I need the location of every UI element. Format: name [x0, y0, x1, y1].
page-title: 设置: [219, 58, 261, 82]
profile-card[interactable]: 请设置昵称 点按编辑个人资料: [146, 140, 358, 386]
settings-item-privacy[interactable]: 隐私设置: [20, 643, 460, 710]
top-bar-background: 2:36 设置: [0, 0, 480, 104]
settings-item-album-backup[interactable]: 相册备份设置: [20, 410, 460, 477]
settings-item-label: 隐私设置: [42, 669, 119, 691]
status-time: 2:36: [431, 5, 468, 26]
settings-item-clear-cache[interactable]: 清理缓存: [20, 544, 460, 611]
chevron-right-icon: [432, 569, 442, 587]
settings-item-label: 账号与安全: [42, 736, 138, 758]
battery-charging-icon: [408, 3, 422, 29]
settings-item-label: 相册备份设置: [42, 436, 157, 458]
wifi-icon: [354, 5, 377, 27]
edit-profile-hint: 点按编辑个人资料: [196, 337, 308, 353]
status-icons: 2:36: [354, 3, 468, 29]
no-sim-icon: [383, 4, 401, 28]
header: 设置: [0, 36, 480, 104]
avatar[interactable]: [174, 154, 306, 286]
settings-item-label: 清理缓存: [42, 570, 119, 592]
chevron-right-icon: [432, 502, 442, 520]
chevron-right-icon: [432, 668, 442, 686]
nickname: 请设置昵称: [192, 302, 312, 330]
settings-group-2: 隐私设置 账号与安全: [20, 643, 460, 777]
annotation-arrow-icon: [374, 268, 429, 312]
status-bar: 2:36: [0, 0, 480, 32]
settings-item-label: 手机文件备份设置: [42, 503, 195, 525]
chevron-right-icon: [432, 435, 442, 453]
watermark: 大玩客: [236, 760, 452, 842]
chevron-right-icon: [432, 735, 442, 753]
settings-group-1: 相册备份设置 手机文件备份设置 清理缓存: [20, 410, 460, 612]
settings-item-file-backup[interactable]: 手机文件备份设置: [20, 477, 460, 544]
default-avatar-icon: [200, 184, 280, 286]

* * * * * * * * *

DIRECTION -> Report each line of the records above that contains the string "手机文件备份设置", copying every such line in full. Case counts.

RESPONSE ->
settings-item-label: 手机文件备份设置: [42, 503, 195, 525]
settings-group-1: 相册备份设置 手机文件备份设置 清理缓存: [20, 410, 460, 612]
settings-item-file-backup[interactable]: 手机文件备份设置: [20, 477, 460, 544]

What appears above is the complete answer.